Items from a figure collection:

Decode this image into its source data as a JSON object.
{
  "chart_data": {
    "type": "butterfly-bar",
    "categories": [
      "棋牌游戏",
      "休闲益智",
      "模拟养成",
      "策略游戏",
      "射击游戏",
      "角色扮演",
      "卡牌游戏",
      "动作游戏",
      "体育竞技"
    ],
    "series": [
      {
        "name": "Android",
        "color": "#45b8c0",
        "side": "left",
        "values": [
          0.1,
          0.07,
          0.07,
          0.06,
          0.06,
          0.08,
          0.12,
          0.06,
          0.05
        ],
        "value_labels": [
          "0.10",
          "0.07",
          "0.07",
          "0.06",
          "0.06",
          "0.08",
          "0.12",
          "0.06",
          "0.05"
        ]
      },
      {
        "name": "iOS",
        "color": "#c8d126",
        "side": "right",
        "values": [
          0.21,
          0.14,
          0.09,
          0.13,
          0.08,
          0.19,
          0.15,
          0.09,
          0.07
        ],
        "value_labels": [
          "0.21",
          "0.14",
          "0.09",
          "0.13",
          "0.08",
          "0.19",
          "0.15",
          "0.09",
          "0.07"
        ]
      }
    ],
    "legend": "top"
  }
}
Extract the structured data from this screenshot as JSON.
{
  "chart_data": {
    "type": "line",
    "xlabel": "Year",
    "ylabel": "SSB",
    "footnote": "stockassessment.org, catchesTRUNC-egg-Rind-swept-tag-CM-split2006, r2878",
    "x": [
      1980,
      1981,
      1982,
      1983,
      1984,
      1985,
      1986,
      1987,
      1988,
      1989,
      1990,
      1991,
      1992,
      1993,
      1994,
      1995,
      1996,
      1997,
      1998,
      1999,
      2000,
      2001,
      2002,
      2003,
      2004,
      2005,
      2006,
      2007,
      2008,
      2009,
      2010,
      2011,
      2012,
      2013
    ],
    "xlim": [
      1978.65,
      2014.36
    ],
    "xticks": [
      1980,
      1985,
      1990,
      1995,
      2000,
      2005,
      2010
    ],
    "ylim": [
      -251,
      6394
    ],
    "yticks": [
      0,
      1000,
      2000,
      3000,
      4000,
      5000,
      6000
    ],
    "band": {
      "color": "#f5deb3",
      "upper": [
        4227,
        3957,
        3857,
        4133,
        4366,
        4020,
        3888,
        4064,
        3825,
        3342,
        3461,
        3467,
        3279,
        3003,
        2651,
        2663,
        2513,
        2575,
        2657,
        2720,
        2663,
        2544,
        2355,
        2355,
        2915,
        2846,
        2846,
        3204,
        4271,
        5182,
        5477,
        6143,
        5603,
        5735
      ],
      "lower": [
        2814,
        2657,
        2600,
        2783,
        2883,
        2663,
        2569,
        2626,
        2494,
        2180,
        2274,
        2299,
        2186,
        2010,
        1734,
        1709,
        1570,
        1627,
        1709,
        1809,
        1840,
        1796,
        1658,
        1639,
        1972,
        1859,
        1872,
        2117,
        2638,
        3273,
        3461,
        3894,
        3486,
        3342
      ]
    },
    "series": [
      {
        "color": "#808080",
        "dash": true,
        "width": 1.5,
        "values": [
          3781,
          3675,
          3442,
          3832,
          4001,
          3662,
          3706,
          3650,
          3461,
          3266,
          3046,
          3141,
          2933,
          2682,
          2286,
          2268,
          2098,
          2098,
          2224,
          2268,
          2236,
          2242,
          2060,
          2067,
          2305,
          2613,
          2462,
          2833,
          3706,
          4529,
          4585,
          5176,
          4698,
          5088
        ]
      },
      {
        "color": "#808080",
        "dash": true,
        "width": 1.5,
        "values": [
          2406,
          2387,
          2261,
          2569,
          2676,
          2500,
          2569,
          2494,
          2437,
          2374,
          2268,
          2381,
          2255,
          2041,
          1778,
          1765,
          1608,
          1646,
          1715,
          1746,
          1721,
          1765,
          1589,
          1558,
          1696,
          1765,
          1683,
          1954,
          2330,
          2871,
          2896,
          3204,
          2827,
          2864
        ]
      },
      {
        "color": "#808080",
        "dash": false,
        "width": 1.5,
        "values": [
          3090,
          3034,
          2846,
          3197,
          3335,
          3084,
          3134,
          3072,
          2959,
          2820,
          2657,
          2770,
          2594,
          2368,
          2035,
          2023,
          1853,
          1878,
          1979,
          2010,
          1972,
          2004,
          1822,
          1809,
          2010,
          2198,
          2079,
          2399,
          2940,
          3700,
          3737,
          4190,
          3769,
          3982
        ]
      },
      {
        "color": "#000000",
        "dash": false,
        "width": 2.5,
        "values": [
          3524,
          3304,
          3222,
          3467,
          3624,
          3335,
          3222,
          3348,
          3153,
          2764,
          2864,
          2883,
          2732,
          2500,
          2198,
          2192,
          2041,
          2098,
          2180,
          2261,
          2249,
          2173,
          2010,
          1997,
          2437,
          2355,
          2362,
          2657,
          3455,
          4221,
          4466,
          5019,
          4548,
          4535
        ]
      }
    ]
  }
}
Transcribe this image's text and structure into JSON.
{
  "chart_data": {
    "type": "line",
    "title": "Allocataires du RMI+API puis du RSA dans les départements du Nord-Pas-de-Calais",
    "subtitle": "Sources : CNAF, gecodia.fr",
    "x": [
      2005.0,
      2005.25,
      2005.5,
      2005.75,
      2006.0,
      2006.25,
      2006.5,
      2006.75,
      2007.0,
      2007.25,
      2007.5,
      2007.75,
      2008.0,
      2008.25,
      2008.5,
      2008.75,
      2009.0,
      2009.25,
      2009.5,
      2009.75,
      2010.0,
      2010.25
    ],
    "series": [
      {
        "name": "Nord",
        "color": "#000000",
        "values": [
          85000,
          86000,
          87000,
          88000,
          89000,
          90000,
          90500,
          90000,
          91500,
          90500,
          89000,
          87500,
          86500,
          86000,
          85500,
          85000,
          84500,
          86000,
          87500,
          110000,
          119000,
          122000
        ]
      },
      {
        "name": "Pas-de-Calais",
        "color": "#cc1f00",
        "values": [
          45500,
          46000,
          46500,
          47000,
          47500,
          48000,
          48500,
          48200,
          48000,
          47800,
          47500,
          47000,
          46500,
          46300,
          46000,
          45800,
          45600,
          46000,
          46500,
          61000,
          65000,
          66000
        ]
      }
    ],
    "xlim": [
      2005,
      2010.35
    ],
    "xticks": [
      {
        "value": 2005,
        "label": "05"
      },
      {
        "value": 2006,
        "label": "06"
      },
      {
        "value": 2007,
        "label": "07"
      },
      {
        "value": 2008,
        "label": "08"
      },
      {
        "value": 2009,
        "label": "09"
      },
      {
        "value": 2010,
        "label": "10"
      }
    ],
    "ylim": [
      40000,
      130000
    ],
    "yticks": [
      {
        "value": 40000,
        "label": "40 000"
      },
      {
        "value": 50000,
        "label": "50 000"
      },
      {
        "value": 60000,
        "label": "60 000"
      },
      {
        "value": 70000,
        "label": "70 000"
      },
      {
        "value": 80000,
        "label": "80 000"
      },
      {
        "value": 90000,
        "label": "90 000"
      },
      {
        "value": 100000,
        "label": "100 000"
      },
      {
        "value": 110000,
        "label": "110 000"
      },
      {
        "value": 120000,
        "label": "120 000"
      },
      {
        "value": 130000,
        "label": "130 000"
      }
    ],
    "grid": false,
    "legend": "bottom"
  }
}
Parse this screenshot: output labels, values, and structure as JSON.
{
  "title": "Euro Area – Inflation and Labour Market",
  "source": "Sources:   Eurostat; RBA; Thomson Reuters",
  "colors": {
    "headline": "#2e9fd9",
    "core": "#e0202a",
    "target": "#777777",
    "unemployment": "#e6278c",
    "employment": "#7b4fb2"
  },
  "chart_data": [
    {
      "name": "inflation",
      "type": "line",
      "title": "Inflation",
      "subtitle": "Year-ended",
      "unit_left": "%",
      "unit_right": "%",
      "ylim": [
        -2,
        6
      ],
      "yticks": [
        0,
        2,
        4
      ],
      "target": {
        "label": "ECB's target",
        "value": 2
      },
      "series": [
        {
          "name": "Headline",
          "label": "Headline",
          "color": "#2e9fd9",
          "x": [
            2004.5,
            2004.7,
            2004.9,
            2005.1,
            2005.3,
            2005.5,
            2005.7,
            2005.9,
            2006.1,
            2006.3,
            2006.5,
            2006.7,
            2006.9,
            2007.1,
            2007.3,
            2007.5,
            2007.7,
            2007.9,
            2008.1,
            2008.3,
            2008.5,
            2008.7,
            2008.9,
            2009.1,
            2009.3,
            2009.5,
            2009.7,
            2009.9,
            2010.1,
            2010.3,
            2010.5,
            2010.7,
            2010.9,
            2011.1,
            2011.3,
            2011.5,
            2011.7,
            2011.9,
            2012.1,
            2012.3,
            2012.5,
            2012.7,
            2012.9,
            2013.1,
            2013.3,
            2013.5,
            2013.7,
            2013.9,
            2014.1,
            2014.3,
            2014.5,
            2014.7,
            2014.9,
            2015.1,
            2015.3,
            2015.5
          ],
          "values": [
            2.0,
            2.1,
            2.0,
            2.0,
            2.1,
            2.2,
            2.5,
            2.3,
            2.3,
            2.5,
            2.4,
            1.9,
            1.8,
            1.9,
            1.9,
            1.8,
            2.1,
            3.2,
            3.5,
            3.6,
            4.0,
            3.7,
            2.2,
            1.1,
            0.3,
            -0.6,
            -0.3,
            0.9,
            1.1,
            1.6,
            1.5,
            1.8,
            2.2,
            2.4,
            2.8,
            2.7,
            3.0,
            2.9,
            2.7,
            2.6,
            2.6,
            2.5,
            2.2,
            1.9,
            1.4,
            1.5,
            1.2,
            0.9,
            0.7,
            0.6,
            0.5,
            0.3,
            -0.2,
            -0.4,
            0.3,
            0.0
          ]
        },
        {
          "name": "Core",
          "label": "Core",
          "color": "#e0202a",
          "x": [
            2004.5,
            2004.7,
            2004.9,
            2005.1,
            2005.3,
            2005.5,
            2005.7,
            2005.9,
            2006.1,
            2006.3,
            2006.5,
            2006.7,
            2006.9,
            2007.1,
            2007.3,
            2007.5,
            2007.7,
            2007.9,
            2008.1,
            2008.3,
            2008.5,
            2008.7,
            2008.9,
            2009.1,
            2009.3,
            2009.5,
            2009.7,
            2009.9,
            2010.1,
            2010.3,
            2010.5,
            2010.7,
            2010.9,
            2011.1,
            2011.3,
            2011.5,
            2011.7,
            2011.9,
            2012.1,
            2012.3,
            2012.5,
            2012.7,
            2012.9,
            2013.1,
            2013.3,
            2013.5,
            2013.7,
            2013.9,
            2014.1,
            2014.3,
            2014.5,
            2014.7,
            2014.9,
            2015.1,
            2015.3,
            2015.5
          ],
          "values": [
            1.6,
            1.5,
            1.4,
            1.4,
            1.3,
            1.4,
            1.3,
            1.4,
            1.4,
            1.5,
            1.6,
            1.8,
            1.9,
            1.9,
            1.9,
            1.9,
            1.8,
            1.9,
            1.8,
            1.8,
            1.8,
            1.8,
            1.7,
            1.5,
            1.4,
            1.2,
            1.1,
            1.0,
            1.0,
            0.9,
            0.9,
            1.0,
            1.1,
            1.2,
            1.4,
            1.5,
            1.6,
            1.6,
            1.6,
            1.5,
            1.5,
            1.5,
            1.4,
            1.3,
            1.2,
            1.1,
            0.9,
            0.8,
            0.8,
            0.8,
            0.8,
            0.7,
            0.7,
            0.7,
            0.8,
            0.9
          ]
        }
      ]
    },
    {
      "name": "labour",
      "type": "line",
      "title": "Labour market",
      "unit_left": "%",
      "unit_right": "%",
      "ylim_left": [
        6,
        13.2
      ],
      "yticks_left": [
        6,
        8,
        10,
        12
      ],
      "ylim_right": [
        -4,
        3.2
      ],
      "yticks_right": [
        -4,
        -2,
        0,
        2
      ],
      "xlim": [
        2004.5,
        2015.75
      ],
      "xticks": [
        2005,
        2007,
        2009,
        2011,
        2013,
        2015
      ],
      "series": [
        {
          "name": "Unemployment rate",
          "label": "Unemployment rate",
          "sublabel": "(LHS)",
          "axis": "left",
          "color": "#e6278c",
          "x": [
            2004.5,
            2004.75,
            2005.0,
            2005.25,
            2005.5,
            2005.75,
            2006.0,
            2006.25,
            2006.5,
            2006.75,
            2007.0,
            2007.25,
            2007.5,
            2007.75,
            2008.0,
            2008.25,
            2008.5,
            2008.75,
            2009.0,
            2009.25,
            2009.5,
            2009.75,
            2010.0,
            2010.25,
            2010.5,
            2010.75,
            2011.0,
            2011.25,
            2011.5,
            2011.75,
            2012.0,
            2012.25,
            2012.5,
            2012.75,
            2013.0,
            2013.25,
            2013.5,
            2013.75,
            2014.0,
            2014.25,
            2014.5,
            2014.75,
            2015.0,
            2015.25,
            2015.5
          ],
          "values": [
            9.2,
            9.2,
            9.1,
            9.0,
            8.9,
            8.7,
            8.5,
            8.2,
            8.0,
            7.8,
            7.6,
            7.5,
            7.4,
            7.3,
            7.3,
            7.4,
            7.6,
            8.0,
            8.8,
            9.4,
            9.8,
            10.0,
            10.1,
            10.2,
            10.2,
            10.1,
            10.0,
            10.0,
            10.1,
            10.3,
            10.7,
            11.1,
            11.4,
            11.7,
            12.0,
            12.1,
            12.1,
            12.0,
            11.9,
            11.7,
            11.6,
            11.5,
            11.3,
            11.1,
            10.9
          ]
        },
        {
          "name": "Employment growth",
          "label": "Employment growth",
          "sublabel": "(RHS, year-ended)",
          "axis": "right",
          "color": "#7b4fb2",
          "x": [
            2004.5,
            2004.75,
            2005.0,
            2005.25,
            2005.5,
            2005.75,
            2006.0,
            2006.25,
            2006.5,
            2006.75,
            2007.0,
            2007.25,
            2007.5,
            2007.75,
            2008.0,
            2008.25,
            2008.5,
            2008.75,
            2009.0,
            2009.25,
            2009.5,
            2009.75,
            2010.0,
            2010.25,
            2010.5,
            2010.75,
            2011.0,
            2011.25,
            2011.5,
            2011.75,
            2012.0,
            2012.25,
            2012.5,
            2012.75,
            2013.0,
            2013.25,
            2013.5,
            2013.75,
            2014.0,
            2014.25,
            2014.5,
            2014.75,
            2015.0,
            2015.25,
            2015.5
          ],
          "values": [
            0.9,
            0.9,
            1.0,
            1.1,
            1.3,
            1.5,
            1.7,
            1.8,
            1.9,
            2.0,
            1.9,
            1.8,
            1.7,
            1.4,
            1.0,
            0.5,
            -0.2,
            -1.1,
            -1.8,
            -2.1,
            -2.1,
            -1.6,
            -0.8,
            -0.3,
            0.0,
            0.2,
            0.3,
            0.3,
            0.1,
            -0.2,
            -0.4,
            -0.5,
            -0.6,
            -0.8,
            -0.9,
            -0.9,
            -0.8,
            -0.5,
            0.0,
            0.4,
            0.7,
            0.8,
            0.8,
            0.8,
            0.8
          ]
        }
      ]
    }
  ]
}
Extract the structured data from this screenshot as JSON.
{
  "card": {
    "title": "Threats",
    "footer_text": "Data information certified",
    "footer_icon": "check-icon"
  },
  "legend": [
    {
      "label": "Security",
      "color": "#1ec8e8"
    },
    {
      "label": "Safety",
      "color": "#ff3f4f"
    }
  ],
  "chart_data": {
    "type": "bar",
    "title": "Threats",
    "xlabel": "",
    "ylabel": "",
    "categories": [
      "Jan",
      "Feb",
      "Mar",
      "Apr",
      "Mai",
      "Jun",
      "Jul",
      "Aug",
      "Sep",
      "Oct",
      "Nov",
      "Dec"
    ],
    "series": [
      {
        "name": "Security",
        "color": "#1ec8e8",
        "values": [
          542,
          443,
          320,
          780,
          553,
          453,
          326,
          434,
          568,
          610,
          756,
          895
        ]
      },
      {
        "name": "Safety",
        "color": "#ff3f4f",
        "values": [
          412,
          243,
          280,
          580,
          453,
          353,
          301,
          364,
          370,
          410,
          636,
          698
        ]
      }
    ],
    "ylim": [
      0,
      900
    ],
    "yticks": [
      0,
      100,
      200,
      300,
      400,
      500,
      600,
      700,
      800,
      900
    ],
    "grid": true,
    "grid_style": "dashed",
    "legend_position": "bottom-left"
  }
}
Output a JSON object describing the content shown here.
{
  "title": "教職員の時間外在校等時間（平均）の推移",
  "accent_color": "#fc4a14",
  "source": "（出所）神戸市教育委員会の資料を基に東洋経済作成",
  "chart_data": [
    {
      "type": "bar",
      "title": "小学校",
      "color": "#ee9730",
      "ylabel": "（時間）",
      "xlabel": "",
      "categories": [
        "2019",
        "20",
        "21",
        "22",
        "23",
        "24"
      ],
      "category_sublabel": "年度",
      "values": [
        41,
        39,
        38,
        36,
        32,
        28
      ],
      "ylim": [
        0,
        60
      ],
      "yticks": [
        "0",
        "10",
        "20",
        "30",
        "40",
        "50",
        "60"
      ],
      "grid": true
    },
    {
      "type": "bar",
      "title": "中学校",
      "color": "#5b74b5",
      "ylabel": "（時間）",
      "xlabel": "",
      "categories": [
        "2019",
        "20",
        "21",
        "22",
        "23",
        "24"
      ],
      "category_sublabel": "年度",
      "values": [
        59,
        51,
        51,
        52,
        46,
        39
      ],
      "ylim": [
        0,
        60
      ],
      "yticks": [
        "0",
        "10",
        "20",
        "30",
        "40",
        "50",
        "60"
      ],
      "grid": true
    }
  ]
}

:: Task directions ::
Which lines in the records above contain the string "rate"? Copy each one.

:: Written solution ::
          "name": "Unemployment rate",
          "label": "Unemployment rate",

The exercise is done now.